Listed records.
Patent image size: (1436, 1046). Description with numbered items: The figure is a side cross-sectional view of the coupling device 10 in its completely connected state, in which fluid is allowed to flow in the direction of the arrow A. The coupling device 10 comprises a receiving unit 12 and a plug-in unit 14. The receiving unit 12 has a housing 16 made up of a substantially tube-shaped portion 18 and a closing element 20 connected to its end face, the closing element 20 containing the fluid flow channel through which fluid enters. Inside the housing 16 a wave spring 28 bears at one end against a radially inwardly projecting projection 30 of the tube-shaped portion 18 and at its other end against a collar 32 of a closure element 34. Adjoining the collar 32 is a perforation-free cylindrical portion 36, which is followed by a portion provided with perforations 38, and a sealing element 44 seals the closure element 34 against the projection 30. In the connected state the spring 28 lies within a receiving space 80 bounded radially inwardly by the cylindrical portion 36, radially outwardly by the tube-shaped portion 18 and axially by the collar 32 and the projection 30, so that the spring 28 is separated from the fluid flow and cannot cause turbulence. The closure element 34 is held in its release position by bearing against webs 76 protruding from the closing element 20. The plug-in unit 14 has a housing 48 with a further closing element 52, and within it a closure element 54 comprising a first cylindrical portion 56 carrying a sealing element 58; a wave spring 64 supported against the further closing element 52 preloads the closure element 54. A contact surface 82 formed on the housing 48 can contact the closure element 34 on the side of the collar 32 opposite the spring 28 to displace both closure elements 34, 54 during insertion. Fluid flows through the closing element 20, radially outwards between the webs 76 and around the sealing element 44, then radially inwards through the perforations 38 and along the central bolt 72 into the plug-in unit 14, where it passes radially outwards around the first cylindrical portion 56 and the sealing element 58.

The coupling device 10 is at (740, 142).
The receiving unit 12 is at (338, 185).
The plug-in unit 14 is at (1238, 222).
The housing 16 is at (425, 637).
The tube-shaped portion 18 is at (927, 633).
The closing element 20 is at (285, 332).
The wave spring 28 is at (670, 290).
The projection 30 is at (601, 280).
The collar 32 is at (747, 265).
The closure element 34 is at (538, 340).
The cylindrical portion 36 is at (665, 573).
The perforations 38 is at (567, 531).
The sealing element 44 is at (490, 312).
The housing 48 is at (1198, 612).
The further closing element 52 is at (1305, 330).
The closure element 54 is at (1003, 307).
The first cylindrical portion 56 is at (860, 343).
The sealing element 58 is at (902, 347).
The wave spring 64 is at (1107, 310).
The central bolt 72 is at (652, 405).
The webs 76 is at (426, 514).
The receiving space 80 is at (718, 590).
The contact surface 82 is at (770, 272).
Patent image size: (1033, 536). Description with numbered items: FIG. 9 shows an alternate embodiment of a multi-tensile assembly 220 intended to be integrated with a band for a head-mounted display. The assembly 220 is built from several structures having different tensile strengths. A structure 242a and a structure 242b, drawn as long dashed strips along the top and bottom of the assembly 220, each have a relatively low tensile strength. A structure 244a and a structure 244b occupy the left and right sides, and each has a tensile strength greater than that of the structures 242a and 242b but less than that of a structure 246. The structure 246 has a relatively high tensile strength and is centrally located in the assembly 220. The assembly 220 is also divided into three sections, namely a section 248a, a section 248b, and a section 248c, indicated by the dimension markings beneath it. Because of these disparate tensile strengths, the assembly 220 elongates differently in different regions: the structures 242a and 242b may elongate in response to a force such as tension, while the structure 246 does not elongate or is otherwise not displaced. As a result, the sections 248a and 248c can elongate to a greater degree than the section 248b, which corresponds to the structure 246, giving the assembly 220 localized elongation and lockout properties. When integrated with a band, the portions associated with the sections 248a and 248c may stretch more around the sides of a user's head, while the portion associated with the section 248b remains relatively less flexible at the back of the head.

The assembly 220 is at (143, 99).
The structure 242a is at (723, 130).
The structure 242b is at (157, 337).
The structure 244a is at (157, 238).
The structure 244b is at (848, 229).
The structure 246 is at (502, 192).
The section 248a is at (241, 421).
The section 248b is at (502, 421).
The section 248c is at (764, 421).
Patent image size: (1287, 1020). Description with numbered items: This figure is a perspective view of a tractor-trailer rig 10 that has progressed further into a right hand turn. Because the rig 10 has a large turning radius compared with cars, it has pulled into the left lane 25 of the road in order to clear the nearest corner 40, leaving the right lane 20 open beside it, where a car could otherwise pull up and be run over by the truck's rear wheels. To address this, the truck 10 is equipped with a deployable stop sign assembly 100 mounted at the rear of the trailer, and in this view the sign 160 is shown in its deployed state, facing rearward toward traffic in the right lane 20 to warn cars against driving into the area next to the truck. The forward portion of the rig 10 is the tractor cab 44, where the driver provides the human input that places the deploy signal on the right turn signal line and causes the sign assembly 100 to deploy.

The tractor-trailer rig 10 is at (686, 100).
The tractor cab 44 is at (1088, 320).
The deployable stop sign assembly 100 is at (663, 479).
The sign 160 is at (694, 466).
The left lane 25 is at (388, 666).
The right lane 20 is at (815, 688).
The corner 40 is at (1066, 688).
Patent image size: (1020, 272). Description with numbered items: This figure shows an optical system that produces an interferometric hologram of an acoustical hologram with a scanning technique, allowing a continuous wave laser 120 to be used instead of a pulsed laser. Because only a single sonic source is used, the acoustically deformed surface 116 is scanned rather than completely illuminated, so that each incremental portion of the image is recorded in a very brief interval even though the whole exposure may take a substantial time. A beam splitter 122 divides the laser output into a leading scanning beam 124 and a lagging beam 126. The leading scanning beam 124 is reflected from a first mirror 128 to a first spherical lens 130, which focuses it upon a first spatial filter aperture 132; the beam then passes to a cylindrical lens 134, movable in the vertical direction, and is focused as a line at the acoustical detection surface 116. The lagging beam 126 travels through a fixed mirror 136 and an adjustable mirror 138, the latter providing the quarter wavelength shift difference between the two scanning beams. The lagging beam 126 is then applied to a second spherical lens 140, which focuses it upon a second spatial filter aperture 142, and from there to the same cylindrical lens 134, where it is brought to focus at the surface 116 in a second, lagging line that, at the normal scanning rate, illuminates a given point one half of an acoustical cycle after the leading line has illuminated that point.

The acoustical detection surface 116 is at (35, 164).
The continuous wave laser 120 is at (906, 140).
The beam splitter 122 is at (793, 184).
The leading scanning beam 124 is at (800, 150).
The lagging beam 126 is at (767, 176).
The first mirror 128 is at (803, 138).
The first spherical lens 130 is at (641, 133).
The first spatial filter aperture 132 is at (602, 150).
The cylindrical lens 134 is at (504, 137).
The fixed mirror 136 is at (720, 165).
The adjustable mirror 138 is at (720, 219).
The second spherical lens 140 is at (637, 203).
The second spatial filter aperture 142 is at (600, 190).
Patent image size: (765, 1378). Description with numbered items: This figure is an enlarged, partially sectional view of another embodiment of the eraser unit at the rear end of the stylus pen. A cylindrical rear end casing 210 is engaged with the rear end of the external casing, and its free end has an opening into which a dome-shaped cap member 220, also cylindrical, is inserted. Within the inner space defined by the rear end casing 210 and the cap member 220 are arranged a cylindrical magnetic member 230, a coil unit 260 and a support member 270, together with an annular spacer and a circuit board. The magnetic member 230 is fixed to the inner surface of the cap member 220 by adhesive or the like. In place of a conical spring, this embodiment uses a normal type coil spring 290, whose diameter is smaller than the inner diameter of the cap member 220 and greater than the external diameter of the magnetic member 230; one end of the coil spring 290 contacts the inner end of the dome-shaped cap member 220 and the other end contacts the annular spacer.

Required task.
Could you output every one of the lines above again, word for word and unchanged?

Written reply.
Patent image size: (1436, 1046). Description with numbered items: The figure is a side cross-sectional view of the coupling device 10 in its completely connected state, in which fluid is allowed to flow in the direction of the arrow A. The coupling device 10 comprises a receiving unit 12 and a plug-in unit 14. The receiving unit 12 has a housing 16 made up of a substantially tube-shaped portion 18 and a closing element 20 connected to its end face, the closing element 20 containing the fluid flow channel through which fluid enters. Inside the housing 16 a wave spring 28 bears at one end against a radially inwardly projecting projection 30 of the tube-shaped portion 18 and at its other end against a collar 32 of a closure element 34. Adjoining the collar 32 is a perforation-free cylindrical portion 36, which is followed by a portion provided with perforations 38, and a sealing element 44 seals the closure element 34 against the projection 30. In the connected state the spring 28 lies within a receiving space 80 bounded radially inwardly by the cylindrical portion 36, radially outwardly by the tube-shaped portion 18 and axially by the collar 32 and the projection 30, so that the spring 28 is separated from the fluid flow and cannot cause turbulence. The closure element 34 is held in its release position by bearing against webs 76 protruding from the closing element 20. The plug-in unit 14 has a housing 48 with a further closing element 52, and within it a closure element 54 comprising a first cylindrical portion 56 carrying a sealing element 58; a wave spring 64 supported against the further closing element 52 preloads the closure element 54. A contact surface 82 formed on the housing 48 can contact the closure element 34 on the side of the collar 32 opposite the spring 28 to displace both closure elements 34, 54 during insertion. Fluid flows through the closing element 20, radially outwards between the webs 76 and around the sealing element 44, then radially inwards through the perforations 38 and along the central bolt 72 into the plug-in unit 14, where it passes radially outwards around the first cylindrical portion 56 and the sealing element 58.

The coupling device 10 is at (740, 142).
The receiving unit 12 is at (338, 185).
The plug-in unit 14 is at (1238, 222).
The housing 16 is at (425, 637).
The tube-shaped portion 18 is at (927, 633).
The closing element 20 is at (285, 332).
The wave spring 28 is at (670, 290).
The projection 30 is at (601, 280).
The collar 32 is at (747, 265).
The closure element 34 is at (538, 340).
The cylindrical portion 36 is at (665, 573).
The perforations 38 is at (567, 531).
The sealing element 44 is at (490, 312).
The housing 48 is at (1198, 612).
The further closing element 52 is at (1305, 330).
The closure element 54 is at (1003, 307).
The first cylindrical portion 56 is at (860, 343).
The sealing element 58 is at (902, 347).
The wave spring 64 is at (1107, 310).
The central bolt 72 is at (652, 405).
The webs 76 is at (426, 514).
The receiving space 80 is at (718, 590).
The contact surface 82 is at (770, 272).
Patent image size: (1033, 536). Description with numbered items: FIG. 9 shows an alternate embodiment of a multi-tensile assembly 220 intended to be integrated with a band for a head-mounted display. The assembly 220 is built from several structures having different tensile strengths. A structure 242a and a structure 242b, drawn as long dashed strips along the top and bottom of the assembly 220, each have a relatively low tensile strength. A structure 244a and a structure 244b occupy the left and right sides, and each has a tensile strength greater than that of the structures 242a and 242b but less than that of a structure 246. The structure 246 has a relatively high tensile strength and is centrally located in the assembly 220. The assembly 220 is also divided into three sections, namely a section 248a, a section 248b, and a section 248c, indicated by the dimension markings beneath it. Because of these disparate tensile strengths, the assembly 220 elongates differently in different regions: the structures 242a and 242b may elongate in response to a force such as tension, while the structure 246 does not elongate or is otherwise not displaced. As a result, the sections 248a and 248c can elongate to a greater degree than the section 248b, which corresponds to the structure 246, giving the assembly 220 localized elongation and lockout properties. When integrated with a band, the portions associated with the sections 248a and 248c may stretch more around the sides of a user's head, while the portion associated with the section 248b remains relatively less flexible at the back of the head.

The assembly 220 is at (143, 99).
The structure 242a is at (723, 130).
The structure 242b is at (157, 337).
The structure 244a is at (157, 238).
The structure 244b is at (848, 229).
The structure 246 is at (502, 192).
The section 248a is at (241, 421).
The section 248b is at (502, 421).
The section 248c is at (764, 421).
Patent image size: (1287, 1020). Description with numbered items: This figure is a perspective view of a tractor-trailer rig 10 that has progressed further into a right hand turn. Because the rig 10 has a large turning radius compared with cars, it has pulled into the left lane 25 of the road in order to clear the nearest corner 40, leaving the right lane 20 open beside it, where a car could otherwise pull up and be run over by the truck's rear wheels. To address this, the truck 10 is equipped with a deployable stop sign assembly 100 mounted at the rear of the trailer, and in this view the sign 160 is shown in its deployed state, facing rearward toward traffic in the right lane 20 to warn cars against driving into the area next to the truck. The forward portion of the rig 10 is the tractor cab 44, where the driver provides the human input that places the deploy signal on the right turn signal line and causes the sign assembly 100 to deploy.

The tractor-trailer rig 10 is at (686, 100).
The tractor cab 44 is at (1088, 320).
The deployable stop sign assembly 100 is at (663, 479).
The sign 160 is at (694, 466).
The left lane 25 is at (388, 666).
The right lane 20 is at (815, 688).
The corner 40 is at (1066, 688).
Patent image size: (1020, 272). Description with numbered items: This figure shows an optical system that produces an interferometric hologram of an acoustical hologram with a scanning technique, allowing a continuous wave laser 120 to be used instead of a pulsed laser. Because only a single sonic source is used, the acoustically deformed surface 116 is scanned rather than completely illuminated, so that each incremental portion of the image is recorded in a very brief interval even though the whole exposure may take a substantial time. A beam splitter 122 divides the laser output into a leading scanning beam 124 and a lagging beam 126. The leading scanning beam 124 is reflected from a first mirror 128 to a first spherical lens 130, which focuses it upon a first spatial filter aperture 132; the beam then passes to a cylindrical lens 134, movable in the vertical direction, and is focused as a line at the acoustical detection surface 116. The lagging beam 126 travels through a fixed mirror 136 and an adjustable mirror 138, the latter providing the quarter wavelength shift difference between the two scanning beams. The lagging beam 126 is then applied to a second spherical lens 140, which focuses it upon a second spatial filter aperture 142, and from there to the same cylindrical lens 134, where it is brought to focus at the surface 116 in a second, lagging line that, at the normal scanning rate, illuminates a given point one half of an acoustical cycle after the leading line has illuminated that point.

The acoustical detection surface 116 is at (35, 164).
The continuous wave laser 120 is at (906, 140).
The beam splitter 122 is at (793, 184).
The leading scanning beam 124 is at (800, 150).
The lagging beam 126 is at (767, 176).
The first mirror 128 is at (803, 138).
The first spherical lens 130 is at (641, 133).
The first spatial filter aperture 132 is at (602, 150).
The cylindrical lens 134 is at (504, 137).
The fixed mirror 136 is at (720, 165).
The adjustable mirror 138 is at (720, 219).
The second spherical lens 140 is at (637, 203).
The second spatial filter aperture 142 is at (600, 190).
Patent image size: (765, 1378). Description with numbered items: This figure is an enlarged, partially sectional view of another embodiment of the eraser unit at the rear end of the stylus pen. A cylindrical rear end casing 210 is engaged with the rear end of the external casing, and its free end has an opening into which a dome-shaped cap member 220, also cylindrical, is inserted. Within the inner space defined by the rear end casing 210 and the cap member 220 are arranged a cylindrical magnetic member 230, a coil unit 260 and a support member 270, together with an annular spacer and a circuit board. The magnetic member 230 is fixed to the inner surface of the cap member 220 by adhesive or the like. In place of a conical spring, this embodiment uses a normal type coil spring 290, whose diameter is smaller than the inner diameter of the cap member 220 and greater than the external diameter of the magnetic member 230; one end of the coil spring 290 contacts the inner end of the dome-shaped cap member 220 and the other end contacts the annular spacer.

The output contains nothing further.